Start of Records to process

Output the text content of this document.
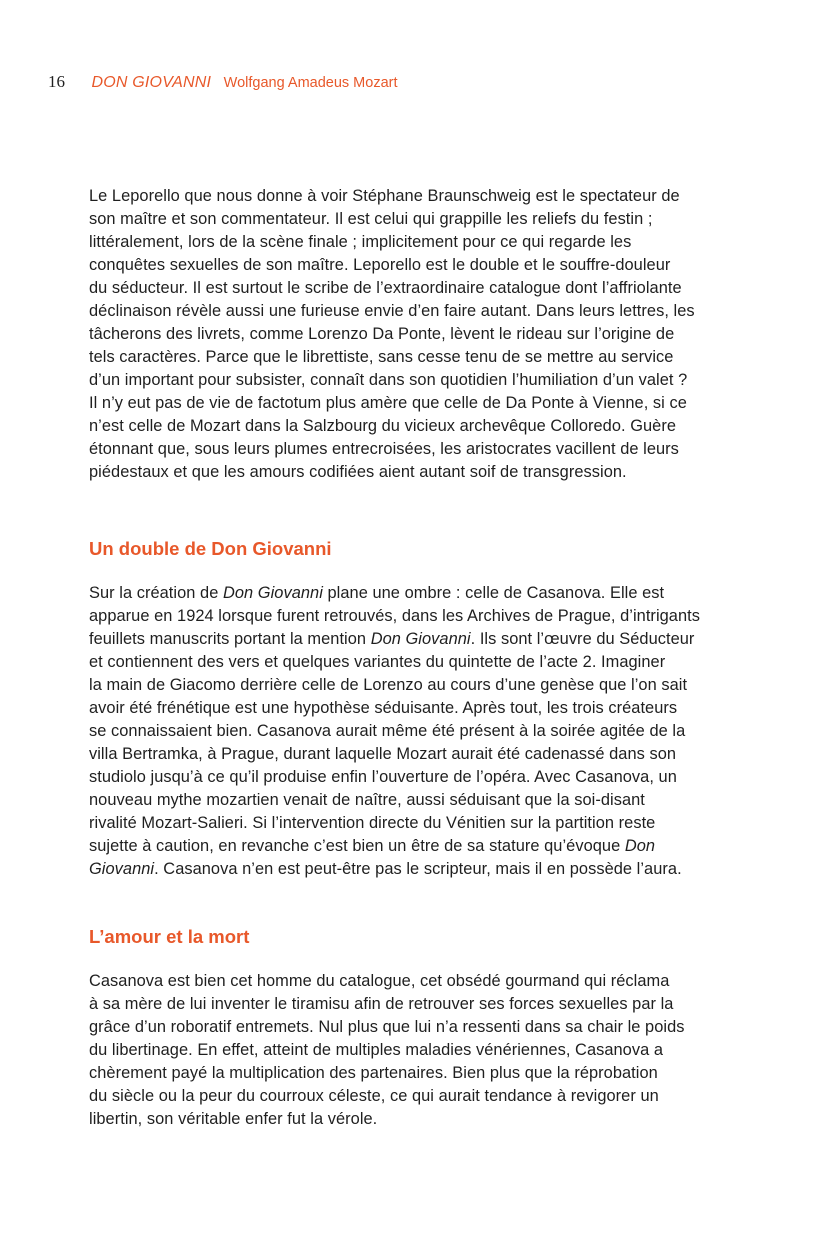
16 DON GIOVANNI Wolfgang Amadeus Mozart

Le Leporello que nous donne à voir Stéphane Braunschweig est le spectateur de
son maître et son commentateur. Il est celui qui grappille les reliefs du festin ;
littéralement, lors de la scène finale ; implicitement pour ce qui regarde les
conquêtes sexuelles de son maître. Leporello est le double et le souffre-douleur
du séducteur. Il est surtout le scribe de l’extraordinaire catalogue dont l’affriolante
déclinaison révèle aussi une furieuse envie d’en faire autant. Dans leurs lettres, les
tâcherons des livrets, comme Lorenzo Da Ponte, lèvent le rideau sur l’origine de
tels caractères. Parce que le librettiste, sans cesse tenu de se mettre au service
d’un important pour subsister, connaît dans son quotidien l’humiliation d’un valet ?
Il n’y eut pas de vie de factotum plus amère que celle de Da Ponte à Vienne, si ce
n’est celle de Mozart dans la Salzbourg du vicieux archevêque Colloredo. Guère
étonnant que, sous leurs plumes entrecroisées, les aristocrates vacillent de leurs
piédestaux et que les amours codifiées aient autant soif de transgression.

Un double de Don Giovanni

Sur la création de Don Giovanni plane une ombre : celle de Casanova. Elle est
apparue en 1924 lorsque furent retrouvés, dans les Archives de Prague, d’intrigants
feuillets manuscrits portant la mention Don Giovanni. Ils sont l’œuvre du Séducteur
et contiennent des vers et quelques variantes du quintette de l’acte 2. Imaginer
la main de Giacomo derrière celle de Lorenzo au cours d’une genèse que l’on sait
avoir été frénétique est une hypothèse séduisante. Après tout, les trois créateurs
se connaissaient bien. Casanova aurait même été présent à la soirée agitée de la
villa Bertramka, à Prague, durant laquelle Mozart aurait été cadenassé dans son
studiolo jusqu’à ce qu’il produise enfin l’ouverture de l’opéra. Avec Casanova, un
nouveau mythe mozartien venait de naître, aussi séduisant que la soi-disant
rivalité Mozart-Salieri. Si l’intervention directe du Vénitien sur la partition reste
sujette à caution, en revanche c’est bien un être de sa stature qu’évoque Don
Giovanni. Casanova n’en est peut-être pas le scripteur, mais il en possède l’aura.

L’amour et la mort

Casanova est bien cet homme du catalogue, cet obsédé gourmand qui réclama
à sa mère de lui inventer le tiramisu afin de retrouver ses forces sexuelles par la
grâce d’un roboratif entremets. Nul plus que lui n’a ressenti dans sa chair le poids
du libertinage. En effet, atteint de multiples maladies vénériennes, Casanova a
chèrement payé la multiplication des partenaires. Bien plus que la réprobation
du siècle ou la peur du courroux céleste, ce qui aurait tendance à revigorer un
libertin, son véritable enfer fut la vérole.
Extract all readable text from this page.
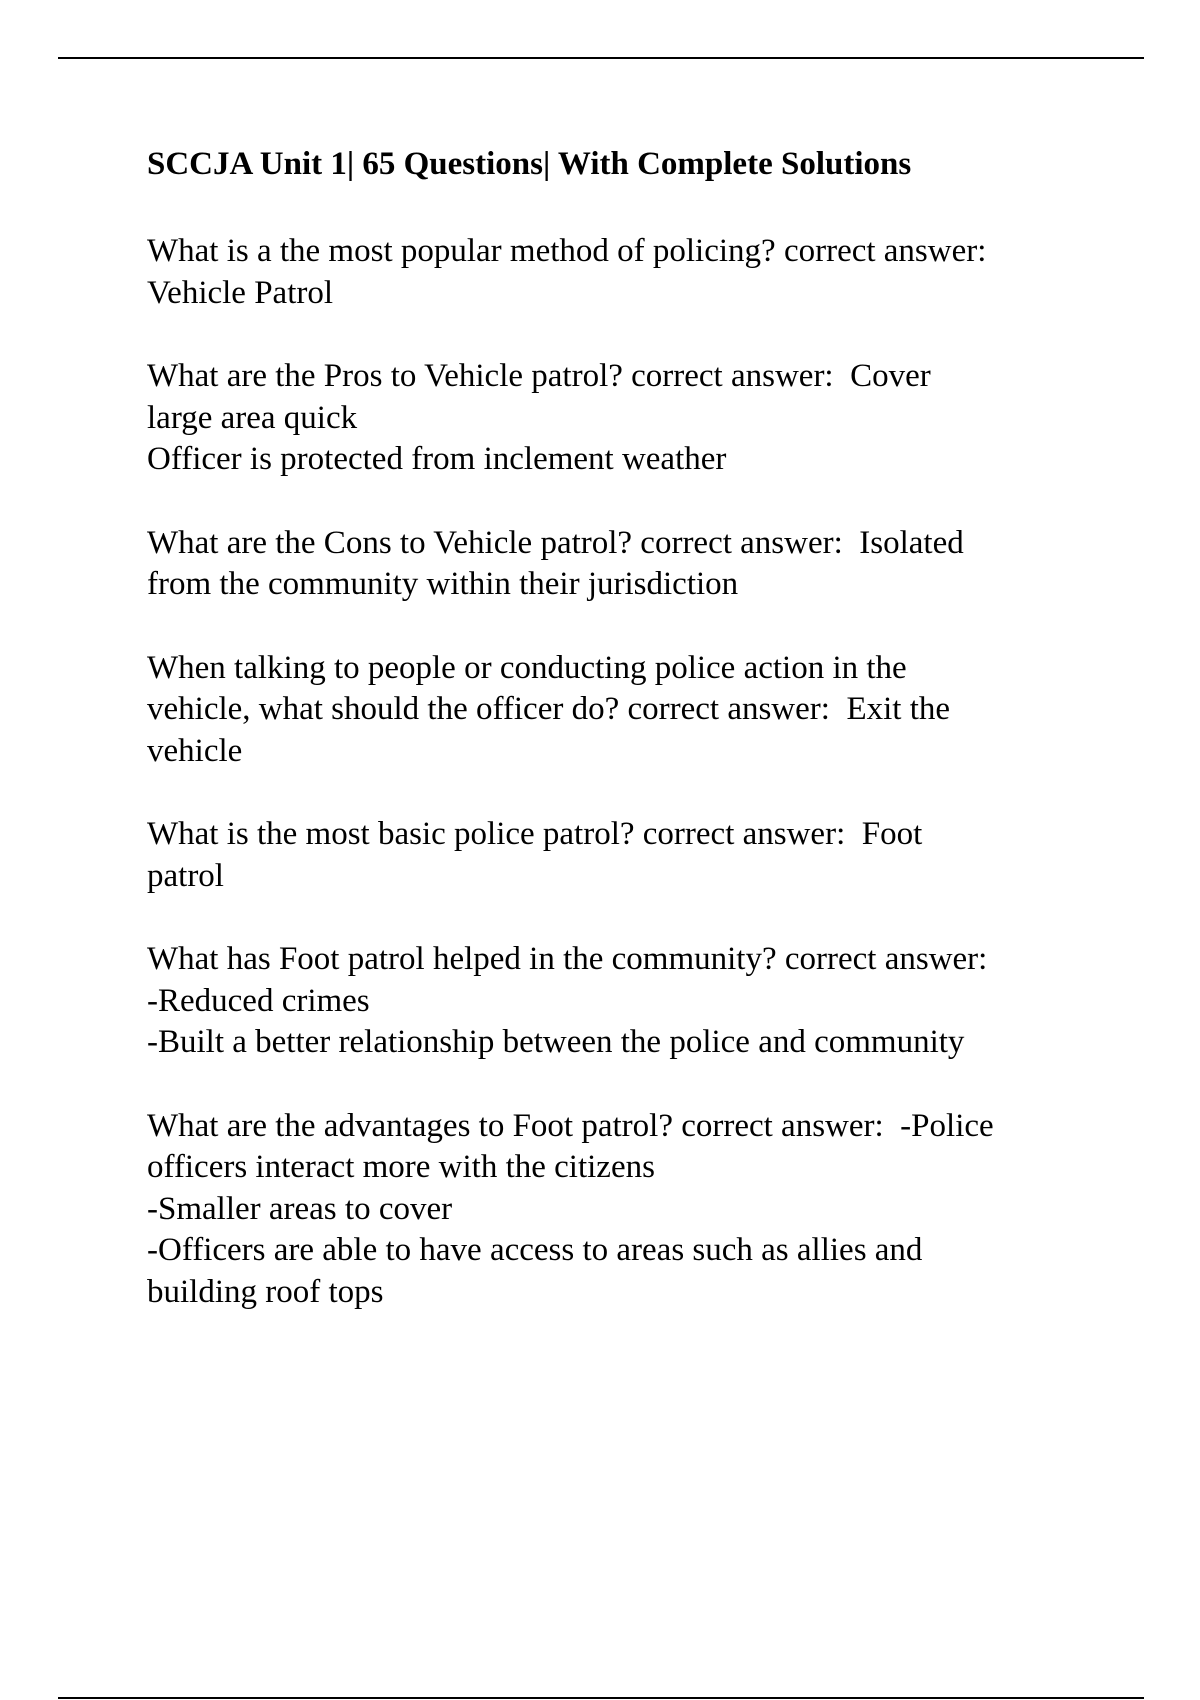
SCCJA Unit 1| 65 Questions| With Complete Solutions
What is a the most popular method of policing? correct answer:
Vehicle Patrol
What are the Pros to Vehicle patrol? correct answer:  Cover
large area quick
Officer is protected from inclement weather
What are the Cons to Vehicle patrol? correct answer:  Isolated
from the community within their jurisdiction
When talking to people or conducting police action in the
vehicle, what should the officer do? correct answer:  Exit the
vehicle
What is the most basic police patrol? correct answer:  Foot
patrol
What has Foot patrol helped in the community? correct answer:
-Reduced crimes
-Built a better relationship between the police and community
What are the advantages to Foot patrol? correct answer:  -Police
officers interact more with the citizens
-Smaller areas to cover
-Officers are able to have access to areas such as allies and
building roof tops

End of Records to process

Copy the entries exactly. Leave out the images.

### Reply to the task
Output the text content of this document.
16 DON GIOVANNI Wolfgang Amadeus Mozart

Le Leporello que nous donne à voir Stéphane Braunschweig est le spectateur de
son maître et son commentateur. Il est celui qui grappille les reliefs du festin ;
littéralement, lors de la scène finale ; implicitement pour ce qui regarde les
conquêtes sexuelles de son maître. Leporello est le double et le souffre-douleur
du séducteur. Il est surtout le scribe de l’extraordinaire catalogue dont l’affriolante
déclinaison révèle aussi une furieuse envie d’en faire autant. Dans leurs lettres, les
tâcherons des livrets, comme Lorenzo Da Ponte, lèvent le rideau sur l’origine de
tels caractères. Parce que le librettiste, sans cesse tenu de se mettre au service
d’un important pour subsister, connaît dans son quotidien l’humiliation d’un valet ?
Il n’y eut pas de vie de factotum plus amère que celle de Da Ponte à Vienne, si ce
n’est celle de Mozart dans la Salzbourg du vicieux archevêque Colloredo. Guère
étonnant que, sous leurs plumes entrecroisées, les aristocrates vacillent de leurs
piédestaux et que les amours codifiées aient autant soif de transgression.

Un double de Don Giovanni

Sur la création de Don Giovanni plane une ombre : celle de Casanova. Elle est
apparue en 1924 lorsque furent retrouvés, dans les Archives de Prague, d’intrigants
feuillets manuscrits portant la mention Don Giovanni. Ils sont l’œuvre du Séducteur
et contiennent des vers et quelques variantes du quintette de l’acte 2. Imaginer
la main de Giacomo derrière celle de Lorenzo au cours d’une genèse que l’on sait
avoir été frénétique est une hypothèse séduisante. Après tout, les trois créateurs
se connaissaient bien. Casanova aurait même été présent à la soirée agitée de la
villa Bertramka, à Prague, durant laquelle Mozart aurait été cadenassé dans son
studiolo jusqu’à ce qu’il produise enfin l’ouverture de l’opéra. Avec Casanova, un
nouveau mythe mozartien venait de naître, aussi séduisant que la soi-disant
rivalité Mozart-Salieri. Si l’intervention directe du Vénitien sur la partition reste
sujette à caution, en revanche c’est bien un être de sa stature qu’évoque Don
Giovanni. Casanova n’en est peut-être pas le scripteur, mais il en possède l’aura.

L’amour et la mort

Casanova est bien cet homme du catalogue, cet obsédé gourmand qui réclama
à sa mère de lui inventer le tiramisu afin de retrouver ses forces sexuelles par la
grâce d’un roboratif entremets. Nul plus que lui n’a ressenti dans sa chair le poids
du libertinage. En effet, atteint de multiples maladies vénériennes, Casanova a
chèrement payé la multiplication des partenaires. Bien plus que la réprobation
du siècle ou la peur du courroux céleste, ce qui aurait tendance à revigorer un
libertin, son véritable enfer fut la vérole.
Extract all readable text from this page.
SCCJA Unit 1| 65 Questions| With Complete Solutions
What is a the most popular method of policing? correct answer:
Vehicle Patrol
What are the Pros to Vehicle patrol? correct answer:  Cover
large area quick
Officer is protected from inclement weather
What are the Cons to Vehicle patrol? correct answer:  Isolated
from the community within their jurisdiction
When talking to people or conducting police action in the
vehicle, what should the officer do? correct answer:  Exit the
vehicle
What is the most basic police patrol? correct answer:  Foot
patrol
What has Foot patrol helped in the community? correct answer:
-Reduced crimes
-Built a better relationship between the police and community
What are the advantages to Foot patrol? correct answer:  -Police
officers interact more with the citizens
-Smaller areas to cover
-Officers are able to have access to areas such as allies and
building roof tops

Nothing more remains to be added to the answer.